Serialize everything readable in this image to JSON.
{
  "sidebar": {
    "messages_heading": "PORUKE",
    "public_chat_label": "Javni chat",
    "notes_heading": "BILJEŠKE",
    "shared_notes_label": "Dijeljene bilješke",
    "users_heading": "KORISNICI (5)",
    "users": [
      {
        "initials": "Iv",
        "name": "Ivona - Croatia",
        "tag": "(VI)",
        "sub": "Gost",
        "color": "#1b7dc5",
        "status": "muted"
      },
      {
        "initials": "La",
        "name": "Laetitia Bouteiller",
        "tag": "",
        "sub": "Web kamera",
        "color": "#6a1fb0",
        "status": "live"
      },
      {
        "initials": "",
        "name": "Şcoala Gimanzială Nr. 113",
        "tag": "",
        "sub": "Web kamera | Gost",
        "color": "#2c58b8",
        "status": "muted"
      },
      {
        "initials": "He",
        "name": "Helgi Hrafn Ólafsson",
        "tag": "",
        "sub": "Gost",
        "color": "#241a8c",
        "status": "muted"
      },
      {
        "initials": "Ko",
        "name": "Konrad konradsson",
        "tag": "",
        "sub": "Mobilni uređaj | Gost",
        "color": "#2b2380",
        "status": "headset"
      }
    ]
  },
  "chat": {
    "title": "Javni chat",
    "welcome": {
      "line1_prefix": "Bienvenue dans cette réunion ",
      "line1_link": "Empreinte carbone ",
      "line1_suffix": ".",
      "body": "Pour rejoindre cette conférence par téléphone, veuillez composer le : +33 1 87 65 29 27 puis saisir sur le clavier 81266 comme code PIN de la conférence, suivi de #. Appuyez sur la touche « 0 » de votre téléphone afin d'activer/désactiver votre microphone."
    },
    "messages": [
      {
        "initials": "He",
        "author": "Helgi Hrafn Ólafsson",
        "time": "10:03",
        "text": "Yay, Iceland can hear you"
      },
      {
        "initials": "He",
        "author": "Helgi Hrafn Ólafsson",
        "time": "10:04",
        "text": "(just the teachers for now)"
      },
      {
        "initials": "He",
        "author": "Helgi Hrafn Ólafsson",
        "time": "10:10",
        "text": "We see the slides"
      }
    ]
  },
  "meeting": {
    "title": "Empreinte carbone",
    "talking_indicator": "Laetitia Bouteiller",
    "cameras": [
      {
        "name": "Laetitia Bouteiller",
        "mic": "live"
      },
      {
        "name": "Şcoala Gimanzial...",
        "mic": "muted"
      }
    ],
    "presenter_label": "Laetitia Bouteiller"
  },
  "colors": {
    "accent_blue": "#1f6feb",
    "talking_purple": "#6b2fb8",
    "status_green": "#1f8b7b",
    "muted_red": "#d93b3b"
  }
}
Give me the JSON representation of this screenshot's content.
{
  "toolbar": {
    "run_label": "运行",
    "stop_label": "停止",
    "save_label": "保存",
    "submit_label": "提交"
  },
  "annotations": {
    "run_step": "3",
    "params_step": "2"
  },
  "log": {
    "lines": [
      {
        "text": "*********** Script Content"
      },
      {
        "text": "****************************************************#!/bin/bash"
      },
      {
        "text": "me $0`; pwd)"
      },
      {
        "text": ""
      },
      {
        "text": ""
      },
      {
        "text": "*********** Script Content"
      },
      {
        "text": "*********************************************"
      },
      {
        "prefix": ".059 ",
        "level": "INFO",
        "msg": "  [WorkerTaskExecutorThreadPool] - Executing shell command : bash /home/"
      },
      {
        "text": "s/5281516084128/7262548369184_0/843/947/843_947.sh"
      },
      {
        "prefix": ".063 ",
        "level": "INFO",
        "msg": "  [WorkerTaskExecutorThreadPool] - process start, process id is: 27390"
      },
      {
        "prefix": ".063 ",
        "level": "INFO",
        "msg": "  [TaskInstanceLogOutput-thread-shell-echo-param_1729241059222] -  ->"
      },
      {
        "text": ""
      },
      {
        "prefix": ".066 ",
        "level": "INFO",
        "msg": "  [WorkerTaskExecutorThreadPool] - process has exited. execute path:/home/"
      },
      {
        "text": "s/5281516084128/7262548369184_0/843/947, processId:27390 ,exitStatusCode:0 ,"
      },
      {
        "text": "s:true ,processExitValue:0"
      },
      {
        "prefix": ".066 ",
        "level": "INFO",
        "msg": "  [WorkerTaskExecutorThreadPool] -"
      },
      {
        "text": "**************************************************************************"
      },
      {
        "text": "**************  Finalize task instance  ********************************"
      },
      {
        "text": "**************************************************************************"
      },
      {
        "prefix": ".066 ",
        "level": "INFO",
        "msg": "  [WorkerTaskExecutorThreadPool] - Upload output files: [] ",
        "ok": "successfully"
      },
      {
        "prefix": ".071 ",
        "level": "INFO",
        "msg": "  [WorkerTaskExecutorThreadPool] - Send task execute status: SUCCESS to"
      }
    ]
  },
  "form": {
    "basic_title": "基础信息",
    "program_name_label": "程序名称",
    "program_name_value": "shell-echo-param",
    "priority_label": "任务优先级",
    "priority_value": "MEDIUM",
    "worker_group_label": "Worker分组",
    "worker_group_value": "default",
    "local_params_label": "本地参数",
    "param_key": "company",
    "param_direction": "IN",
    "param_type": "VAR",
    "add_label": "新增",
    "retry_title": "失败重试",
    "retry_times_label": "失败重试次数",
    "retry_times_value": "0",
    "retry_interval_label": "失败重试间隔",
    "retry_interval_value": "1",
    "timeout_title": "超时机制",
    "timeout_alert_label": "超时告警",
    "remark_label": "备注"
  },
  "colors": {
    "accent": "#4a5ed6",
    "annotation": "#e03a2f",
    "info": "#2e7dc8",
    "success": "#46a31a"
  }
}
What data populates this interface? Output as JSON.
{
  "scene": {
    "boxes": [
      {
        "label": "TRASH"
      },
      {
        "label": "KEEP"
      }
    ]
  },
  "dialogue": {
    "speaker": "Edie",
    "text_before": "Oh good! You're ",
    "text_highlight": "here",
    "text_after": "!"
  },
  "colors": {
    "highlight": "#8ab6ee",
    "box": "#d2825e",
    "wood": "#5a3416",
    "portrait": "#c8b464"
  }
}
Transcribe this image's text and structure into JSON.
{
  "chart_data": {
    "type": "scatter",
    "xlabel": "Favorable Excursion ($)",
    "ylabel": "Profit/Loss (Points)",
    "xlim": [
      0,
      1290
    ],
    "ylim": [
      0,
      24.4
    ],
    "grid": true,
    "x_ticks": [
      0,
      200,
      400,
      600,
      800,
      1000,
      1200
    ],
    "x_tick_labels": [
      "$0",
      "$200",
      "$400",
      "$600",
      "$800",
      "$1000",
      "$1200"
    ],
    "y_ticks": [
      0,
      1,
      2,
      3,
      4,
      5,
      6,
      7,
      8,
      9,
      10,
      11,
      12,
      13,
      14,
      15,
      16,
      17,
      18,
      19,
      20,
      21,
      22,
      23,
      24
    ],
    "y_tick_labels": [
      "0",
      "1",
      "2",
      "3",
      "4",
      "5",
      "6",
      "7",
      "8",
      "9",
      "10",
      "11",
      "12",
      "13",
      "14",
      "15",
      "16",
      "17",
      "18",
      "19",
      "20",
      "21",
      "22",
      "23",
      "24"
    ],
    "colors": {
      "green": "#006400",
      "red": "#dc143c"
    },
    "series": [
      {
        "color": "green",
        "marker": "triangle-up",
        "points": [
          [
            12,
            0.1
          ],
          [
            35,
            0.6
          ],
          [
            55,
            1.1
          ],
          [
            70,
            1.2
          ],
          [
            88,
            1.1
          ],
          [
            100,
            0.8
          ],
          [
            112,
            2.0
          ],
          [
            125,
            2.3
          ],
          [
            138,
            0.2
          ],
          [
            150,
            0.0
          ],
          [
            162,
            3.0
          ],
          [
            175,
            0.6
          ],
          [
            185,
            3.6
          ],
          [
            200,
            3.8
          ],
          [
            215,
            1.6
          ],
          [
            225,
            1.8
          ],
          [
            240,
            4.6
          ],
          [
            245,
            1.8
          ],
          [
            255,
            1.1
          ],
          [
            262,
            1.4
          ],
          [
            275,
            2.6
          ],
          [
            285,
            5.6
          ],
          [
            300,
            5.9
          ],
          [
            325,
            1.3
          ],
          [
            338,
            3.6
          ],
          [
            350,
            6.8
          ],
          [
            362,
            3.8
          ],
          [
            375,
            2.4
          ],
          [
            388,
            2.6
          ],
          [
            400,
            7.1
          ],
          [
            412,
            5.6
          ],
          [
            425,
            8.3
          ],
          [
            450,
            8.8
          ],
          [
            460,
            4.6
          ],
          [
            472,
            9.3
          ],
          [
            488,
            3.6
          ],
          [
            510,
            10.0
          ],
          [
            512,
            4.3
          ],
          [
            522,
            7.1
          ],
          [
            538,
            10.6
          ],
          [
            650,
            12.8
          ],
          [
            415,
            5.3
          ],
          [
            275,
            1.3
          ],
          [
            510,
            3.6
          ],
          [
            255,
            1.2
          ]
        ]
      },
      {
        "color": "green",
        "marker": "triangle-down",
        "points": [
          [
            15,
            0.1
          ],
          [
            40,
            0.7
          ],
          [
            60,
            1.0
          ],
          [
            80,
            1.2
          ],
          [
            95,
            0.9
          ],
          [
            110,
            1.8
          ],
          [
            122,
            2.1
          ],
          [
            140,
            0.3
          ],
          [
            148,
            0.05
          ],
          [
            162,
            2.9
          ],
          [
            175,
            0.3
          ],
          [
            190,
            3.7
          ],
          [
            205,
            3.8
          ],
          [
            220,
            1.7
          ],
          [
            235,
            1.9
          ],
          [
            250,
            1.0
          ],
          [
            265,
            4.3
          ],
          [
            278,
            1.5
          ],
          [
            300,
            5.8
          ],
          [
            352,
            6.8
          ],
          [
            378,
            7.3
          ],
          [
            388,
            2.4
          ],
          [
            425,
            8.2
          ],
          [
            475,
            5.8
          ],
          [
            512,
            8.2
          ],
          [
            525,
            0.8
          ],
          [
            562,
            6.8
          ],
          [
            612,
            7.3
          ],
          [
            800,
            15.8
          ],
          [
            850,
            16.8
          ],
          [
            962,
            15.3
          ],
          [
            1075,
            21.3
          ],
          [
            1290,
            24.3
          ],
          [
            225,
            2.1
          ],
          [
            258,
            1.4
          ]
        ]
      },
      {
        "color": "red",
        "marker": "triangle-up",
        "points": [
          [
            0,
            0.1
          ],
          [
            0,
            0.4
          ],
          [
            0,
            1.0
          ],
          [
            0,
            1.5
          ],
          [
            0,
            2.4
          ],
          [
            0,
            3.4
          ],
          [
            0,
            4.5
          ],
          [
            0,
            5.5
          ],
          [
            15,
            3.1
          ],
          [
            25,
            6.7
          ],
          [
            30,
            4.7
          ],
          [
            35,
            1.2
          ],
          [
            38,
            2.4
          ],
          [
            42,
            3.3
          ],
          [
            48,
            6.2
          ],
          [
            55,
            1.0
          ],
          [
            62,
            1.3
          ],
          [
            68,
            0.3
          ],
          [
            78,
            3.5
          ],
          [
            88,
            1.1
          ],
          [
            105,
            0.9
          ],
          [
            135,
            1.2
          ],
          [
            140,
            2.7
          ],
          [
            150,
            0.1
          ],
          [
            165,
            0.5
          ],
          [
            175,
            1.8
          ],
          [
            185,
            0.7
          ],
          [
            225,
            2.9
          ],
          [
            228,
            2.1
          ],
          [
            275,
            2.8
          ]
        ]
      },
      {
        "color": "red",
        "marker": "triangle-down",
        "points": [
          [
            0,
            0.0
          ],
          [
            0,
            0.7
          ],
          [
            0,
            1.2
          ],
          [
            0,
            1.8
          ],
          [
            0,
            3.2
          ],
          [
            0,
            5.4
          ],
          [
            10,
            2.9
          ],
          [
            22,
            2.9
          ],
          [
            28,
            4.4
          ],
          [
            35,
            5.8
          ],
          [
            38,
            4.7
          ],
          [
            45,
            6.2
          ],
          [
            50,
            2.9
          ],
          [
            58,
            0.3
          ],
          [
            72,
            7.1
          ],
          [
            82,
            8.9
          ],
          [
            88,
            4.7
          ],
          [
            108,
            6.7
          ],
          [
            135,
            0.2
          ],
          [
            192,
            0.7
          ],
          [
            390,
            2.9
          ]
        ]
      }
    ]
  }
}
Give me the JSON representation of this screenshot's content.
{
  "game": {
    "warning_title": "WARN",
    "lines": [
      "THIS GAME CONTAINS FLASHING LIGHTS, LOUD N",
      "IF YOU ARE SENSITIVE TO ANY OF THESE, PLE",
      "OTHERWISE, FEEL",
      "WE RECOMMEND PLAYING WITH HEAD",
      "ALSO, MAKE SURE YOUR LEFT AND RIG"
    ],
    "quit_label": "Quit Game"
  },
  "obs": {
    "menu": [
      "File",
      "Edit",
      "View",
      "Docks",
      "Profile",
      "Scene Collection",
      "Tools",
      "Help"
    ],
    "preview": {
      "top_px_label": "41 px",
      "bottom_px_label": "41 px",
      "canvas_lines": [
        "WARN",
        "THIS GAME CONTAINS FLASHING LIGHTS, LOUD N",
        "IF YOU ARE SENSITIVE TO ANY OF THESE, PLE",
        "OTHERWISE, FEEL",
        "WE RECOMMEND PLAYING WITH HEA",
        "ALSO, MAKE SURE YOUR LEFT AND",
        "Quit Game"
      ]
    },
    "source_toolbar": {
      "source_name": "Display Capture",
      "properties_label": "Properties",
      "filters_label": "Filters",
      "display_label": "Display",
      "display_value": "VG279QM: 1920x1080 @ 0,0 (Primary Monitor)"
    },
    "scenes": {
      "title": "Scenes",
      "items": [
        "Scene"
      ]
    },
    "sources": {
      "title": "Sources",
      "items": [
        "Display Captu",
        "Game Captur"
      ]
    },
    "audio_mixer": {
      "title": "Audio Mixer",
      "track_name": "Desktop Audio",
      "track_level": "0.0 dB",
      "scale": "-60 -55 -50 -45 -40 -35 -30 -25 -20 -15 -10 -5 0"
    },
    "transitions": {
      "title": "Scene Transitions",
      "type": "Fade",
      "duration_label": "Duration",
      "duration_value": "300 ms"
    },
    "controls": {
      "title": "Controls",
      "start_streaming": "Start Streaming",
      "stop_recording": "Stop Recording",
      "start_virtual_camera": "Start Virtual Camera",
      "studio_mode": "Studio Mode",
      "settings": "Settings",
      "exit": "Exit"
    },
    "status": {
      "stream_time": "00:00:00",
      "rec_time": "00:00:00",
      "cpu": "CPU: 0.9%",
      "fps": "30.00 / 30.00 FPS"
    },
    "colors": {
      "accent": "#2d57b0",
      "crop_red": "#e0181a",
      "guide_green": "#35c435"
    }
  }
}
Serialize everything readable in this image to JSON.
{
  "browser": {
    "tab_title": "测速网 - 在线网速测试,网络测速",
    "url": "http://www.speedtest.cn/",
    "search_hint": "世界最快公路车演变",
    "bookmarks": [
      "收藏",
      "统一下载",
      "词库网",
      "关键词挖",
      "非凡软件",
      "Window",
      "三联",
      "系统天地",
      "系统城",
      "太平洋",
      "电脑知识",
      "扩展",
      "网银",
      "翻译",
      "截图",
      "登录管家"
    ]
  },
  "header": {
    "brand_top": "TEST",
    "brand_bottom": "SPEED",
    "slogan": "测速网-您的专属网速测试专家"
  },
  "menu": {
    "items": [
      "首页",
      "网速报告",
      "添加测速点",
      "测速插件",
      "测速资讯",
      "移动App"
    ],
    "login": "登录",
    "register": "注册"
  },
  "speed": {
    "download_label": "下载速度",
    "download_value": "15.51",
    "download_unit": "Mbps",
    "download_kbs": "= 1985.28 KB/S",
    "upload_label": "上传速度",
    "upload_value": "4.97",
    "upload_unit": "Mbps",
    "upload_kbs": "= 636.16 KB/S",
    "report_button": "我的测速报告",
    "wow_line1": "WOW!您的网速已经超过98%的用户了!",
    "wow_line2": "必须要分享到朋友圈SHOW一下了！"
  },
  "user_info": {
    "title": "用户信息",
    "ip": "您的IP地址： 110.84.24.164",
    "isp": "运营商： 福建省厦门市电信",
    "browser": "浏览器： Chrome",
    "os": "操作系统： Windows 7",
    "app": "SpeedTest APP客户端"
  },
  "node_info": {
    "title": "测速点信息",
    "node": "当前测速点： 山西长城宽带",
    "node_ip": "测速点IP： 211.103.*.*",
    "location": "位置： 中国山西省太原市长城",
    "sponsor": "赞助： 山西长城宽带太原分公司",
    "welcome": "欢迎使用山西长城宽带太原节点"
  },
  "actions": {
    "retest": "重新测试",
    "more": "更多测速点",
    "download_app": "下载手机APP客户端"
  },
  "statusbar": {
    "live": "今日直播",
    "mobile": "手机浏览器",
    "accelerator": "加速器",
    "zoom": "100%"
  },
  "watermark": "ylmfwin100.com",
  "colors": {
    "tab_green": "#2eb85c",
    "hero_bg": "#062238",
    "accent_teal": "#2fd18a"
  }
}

▶ STATED TASK: Find and copy every line in the entries above where the string "true" occurs.

▶ FINISHED TASK:
        "text": "s:true ,processExitValue:0"
    "grid": true,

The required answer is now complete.